- _WRITTEN PROBLEM A_:
Answer these questions from the regular-expression thread:
(i) What does the comment after the first expression say it is for?
(ii) Which PHP function does the second expression use?
(iii) What join date is shown for the poster of #1?
- _WRITTEN PROBLEM B_:
For each statement, decide whether the regular-expression thread supports it. Answer yes or no, and quote the words from the thread that settle it.
(i) The poster says the second expression matches email addresses.
(ii) The poster succeeded in combining the two expressions.
(iii) The poster of #1 is ranked as a Devshed Newbie.
- _WRITTEN PROBLEM C_:
Continue the regular-expression thread from the point where it stops.

- _SELECTED EXTRACT_:
#1
  1. No Profile Picture
    Registered User
    Devshed Newbie (0 - 499 posts)

    Join Date
    May 2013
    Posts
    15
    Rep Power
    0

    Make of 2 regular expressions 1 regular expression


    Hi,
    I would like to have one expression:

    //1. expression
    $regex = '/^[_a-z0-9-]+(\.[_a-z0-9-]+)*@[a-z0-9-]+(\.[a-z0-9-]+)*(\.[a-z]{2,3})$/'; //verify email

    //2. expression
    preg_match_all('~<(td)>(?<content>\w+)</\1>~Uis', $gesamteDatei, $result, PREG_SET_ORDER); //get values of the data set, which are
    // the 2. expression doesnt match any email adress

    I tried it, but I failed and I dont know why... may be you can help me ?


    preg_match_all('~<(td)>(?<content>/^[_a-z0-9-]+(\.[_a-z0-9-]+)*@[a-z0-9-]+(\.[a-z0-9-]+)*(\.[a-z]{2,3})$/)</\1>~Uis', $gesamteDatei, $result, PREG_SET_ORDER);

    Thanks for your help (:
  2. #2
  3. No Profile Picture
    Registered User
    Devshed Newbie (0 - 499 posts)

- _PROVIDED MATERIAL_:
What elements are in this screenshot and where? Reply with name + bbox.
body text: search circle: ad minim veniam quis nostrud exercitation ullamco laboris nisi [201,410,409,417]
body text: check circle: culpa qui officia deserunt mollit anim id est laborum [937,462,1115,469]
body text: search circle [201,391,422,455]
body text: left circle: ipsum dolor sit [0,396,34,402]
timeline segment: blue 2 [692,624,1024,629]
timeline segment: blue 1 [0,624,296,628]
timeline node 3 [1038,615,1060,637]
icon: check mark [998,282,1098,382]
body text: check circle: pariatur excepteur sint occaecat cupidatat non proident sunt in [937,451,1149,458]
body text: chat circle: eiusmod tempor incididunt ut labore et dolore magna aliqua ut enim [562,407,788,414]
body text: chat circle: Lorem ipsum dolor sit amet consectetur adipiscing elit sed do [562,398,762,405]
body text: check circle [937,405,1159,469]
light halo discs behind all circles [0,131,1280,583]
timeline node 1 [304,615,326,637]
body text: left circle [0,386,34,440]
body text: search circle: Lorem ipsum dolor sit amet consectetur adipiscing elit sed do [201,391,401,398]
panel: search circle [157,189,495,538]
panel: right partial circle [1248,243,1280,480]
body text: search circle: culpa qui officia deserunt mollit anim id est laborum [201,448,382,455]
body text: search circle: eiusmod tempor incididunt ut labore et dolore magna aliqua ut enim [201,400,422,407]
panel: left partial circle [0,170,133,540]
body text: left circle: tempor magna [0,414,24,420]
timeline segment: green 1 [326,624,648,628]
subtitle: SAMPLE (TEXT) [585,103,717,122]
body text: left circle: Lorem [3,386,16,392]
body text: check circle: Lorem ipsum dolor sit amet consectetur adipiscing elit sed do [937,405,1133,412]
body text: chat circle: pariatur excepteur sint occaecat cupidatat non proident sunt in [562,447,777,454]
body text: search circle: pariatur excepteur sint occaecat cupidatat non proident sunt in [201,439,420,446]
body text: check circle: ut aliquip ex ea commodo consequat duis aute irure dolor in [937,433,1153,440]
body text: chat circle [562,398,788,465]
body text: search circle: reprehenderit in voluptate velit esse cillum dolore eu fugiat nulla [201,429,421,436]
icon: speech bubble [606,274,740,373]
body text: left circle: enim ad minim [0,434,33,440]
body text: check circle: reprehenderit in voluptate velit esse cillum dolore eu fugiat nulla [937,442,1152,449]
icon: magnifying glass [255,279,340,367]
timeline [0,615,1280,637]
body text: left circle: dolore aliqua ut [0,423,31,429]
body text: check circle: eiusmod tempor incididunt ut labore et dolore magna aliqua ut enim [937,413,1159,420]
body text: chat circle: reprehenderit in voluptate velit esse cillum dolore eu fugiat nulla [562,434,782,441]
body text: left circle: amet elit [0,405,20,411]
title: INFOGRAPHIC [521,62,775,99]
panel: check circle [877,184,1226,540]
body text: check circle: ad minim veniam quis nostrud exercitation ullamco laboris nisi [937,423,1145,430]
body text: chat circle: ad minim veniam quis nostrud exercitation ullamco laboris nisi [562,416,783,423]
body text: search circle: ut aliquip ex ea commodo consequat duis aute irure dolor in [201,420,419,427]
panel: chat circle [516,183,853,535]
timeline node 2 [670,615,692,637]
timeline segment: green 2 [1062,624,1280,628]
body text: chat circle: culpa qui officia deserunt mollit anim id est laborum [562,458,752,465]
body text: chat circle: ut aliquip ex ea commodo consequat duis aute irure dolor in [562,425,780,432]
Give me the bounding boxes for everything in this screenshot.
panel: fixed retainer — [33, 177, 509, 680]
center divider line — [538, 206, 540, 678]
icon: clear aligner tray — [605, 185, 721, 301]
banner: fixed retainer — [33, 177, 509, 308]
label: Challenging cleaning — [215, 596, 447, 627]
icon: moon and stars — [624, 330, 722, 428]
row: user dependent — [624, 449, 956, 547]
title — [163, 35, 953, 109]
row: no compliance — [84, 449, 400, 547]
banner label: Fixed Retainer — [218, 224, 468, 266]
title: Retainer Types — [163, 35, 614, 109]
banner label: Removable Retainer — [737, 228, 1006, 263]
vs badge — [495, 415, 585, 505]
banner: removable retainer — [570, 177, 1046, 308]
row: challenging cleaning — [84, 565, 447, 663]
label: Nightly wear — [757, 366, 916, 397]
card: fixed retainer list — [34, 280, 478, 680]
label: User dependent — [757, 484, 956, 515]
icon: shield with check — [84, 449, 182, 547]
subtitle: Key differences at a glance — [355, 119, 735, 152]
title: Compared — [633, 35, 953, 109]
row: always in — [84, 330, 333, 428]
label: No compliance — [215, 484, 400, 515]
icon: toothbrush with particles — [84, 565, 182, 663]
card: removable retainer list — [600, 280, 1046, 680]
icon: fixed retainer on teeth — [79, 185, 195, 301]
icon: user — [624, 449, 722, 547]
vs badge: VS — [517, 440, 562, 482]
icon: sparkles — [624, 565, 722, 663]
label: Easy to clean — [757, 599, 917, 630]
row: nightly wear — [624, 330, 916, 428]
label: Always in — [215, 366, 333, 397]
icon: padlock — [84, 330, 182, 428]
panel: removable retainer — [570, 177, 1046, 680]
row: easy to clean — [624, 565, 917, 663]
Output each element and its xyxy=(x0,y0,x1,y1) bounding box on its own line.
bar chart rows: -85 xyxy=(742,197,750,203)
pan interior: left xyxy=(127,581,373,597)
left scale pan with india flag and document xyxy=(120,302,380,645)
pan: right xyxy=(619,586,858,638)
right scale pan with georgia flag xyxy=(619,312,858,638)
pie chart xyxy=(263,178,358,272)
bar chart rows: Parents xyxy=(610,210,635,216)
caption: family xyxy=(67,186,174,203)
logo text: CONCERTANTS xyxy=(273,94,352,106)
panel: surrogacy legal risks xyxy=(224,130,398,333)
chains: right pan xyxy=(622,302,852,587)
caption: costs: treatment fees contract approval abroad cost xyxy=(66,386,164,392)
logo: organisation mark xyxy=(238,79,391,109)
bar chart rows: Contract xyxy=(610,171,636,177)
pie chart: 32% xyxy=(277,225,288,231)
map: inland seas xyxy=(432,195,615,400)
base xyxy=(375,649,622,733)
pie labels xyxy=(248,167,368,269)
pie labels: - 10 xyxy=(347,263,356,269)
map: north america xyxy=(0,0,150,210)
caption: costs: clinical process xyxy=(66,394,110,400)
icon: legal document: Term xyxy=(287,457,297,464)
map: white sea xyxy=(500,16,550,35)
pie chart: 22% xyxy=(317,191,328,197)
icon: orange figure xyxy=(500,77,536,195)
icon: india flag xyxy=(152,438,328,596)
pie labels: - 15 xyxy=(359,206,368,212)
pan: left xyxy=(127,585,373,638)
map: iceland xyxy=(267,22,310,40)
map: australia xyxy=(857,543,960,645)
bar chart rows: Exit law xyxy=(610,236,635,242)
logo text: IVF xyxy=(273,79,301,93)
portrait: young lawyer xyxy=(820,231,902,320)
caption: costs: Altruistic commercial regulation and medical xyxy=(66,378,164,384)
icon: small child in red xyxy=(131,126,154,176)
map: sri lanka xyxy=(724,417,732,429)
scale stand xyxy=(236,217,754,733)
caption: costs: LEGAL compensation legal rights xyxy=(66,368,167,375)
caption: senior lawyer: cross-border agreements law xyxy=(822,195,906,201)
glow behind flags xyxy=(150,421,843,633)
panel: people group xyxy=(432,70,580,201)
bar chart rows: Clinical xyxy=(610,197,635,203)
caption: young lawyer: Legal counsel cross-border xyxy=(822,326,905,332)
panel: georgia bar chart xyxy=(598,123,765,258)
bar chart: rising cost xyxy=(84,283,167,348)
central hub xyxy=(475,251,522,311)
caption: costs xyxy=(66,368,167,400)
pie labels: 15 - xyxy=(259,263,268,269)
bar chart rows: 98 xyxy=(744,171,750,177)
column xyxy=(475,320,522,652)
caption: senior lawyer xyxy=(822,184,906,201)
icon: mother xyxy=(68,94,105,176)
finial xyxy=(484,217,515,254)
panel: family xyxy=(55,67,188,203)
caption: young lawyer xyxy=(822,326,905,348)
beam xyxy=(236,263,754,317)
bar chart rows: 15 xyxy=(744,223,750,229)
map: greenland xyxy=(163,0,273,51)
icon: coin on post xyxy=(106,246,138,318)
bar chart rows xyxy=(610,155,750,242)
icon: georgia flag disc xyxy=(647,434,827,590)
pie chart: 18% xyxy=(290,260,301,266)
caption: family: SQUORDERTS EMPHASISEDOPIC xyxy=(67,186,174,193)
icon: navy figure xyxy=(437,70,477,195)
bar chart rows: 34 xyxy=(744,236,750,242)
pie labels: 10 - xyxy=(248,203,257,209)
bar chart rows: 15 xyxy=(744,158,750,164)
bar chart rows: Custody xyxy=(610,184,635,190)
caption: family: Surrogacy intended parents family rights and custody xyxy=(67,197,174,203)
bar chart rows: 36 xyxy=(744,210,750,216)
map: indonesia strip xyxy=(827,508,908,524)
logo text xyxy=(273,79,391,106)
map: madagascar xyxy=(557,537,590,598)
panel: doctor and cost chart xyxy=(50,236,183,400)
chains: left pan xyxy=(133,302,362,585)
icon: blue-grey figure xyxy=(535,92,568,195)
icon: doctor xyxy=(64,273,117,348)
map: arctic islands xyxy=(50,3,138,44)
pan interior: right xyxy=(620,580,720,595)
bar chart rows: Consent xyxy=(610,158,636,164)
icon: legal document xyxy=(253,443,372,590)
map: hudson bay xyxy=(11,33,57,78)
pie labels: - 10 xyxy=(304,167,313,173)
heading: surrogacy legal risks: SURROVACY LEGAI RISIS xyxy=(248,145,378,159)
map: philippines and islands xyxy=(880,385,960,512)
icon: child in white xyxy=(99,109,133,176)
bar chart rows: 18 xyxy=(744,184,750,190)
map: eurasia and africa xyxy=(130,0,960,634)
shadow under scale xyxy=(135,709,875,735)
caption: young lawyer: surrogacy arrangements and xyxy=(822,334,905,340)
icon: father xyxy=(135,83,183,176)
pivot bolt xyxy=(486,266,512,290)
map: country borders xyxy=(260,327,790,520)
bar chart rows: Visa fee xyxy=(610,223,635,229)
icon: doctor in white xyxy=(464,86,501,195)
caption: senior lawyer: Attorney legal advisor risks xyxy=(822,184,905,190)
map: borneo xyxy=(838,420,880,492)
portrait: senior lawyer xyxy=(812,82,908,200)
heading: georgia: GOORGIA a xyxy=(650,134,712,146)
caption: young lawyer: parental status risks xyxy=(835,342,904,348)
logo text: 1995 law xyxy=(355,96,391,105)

- _EXERCISE ANSWER A_:
(i) To verify email.
(ii) preg_match_all.
(iii) May 2013.

- _EXERCISE ANSWER B_:
(i) No: "the 2. expression doesnt match any email adress"
(ii) No: "I tried it, but I failed and I dont know why"
(iii) Yes: "Devshed Newbie (0 - 499 posts)"

- _EXERCISE ANSWER C_:
    Join Date
    May 2013
    Posts
    15
    Rep Power
    0
    Thanks for your help so far,

    I got a file where i want

    ...<tr><td>value 1</td><td>value 1</td><td>value 2</td><td>value 3</td><td>value 4</td><td>value 5</td><td>value 6</td><td>email</td><td>value 8</td></tr> ... //1 dataset

    The problem is that the value is mostly at a different position:

    like ->

    ...<tr><td>value 1</td><td>value 1</td><td>value 2</td><td>value 3</td><td>value 4</td><td>email</td><td>value 6</td><td>value 7</td><td>value 8</td></tr> ... //1 dataset


    or like ->


    ...<tr><td>value 1</td><td>value 1</td><td>value 2</td><td>value 3</td><td>value 4</td><td>value 5</td><td>value 6</td><td>value 7</td><td>email</td></tr> ... //1 dataset

    and I need some of the value left or right of that field,

    I tried to solve it like this:

    preg_match_all('/<td>(.*?)<\/td>/',$gesamteDatei,$InhaltTdElemente); //find values

    $gesamteDatei= whole stream(1 table and many datasets)
    $InhaltTdElemente= all values between <td> </td>


    I need to search fo something"(ZiP, Country....)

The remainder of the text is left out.